> **Stated task**:
Keep every line where the word "Load" appears; drop the rest.

> **Supplied records**:

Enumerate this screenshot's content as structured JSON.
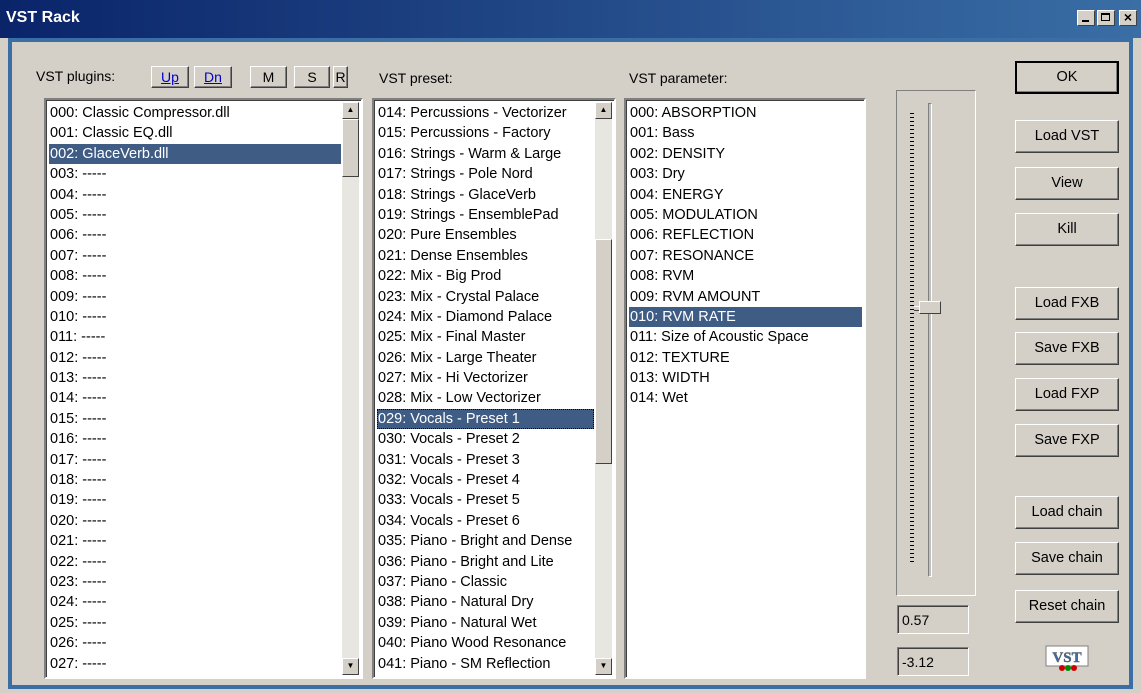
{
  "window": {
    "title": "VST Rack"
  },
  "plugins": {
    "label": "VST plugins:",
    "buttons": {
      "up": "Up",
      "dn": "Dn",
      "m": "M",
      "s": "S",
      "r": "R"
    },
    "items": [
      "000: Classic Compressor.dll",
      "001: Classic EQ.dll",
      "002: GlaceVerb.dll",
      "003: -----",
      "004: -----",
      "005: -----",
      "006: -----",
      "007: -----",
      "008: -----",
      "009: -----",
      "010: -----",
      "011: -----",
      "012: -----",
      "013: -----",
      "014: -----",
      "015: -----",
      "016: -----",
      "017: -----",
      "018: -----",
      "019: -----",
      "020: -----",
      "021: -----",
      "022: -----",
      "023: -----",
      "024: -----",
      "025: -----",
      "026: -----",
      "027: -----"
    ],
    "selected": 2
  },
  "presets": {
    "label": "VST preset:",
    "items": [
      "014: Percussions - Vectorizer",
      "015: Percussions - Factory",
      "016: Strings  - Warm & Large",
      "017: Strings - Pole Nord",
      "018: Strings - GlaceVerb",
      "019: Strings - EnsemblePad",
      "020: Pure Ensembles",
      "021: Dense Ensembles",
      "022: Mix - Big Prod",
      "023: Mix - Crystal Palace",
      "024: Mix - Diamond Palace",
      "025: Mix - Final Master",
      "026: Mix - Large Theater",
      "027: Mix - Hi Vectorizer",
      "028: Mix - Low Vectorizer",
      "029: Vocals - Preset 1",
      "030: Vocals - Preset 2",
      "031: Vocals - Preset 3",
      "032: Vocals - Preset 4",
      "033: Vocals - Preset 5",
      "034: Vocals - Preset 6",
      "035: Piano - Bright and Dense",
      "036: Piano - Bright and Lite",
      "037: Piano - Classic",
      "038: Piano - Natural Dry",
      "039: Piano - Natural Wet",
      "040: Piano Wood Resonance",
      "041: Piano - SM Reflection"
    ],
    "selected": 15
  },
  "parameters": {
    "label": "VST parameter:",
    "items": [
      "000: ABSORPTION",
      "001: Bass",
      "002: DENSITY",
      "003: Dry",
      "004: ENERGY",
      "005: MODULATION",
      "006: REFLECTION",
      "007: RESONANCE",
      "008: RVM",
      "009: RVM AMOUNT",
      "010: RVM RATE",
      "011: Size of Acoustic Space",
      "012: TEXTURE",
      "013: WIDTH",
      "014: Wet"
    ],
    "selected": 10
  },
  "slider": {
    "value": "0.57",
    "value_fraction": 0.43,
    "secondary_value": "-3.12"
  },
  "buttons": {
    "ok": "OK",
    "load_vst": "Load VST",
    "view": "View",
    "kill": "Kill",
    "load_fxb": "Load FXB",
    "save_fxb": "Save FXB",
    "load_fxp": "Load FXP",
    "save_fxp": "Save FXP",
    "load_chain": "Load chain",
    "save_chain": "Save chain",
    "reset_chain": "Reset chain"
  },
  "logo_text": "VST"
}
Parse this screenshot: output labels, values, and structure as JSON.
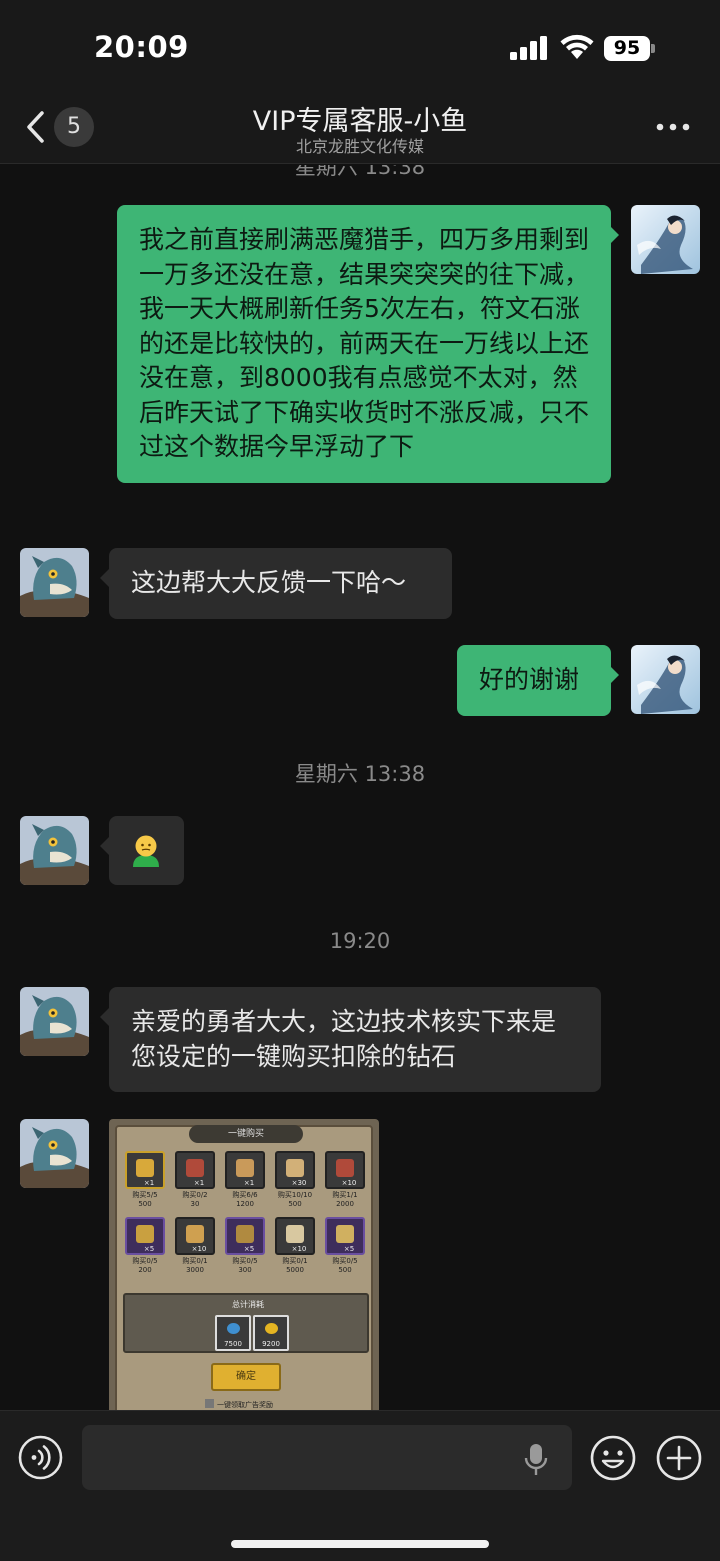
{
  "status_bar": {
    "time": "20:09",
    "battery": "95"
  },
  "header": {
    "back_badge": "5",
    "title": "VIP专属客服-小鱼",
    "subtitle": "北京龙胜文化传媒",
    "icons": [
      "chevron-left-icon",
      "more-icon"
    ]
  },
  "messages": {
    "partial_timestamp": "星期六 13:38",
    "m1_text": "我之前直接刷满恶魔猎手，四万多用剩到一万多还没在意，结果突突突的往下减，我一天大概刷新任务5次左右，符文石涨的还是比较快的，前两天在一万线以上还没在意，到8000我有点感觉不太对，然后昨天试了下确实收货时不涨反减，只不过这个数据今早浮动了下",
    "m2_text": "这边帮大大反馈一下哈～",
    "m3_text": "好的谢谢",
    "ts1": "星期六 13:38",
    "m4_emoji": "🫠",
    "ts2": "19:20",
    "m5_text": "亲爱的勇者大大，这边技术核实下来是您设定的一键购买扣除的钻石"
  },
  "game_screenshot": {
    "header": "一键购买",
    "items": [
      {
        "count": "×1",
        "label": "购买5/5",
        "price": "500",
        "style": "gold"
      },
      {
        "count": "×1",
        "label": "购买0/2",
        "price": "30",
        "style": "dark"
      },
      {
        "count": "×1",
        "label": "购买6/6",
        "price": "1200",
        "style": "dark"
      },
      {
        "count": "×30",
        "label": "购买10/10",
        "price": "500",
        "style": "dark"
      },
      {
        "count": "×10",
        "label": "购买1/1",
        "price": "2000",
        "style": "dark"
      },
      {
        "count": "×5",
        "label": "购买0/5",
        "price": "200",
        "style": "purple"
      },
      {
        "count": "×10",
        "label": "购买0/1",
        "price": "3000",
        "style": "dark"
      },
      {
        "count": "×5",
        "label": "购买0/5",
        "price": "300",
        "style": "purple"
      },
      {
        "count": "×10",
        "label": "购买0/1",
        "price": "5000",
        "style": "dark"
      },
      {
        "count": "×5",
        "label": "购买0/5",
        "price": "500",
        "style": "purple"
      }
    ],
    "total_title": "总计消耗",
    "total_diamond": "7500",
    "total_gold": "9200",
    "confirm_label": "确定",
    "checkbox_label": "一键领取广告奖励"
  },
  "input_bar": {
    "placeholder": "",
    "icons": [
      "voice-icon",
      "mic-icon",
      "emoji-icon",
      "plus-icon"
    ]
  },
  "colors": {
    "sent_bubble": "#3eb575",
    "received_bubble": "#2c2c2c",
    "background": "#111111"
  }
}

> **Solution to this problem**:
    "load_vst": "Load VST",
    "load_fxb": "Load FXB",
    "load_fxp": "Load FXP",
    "load_chain": "Load chain",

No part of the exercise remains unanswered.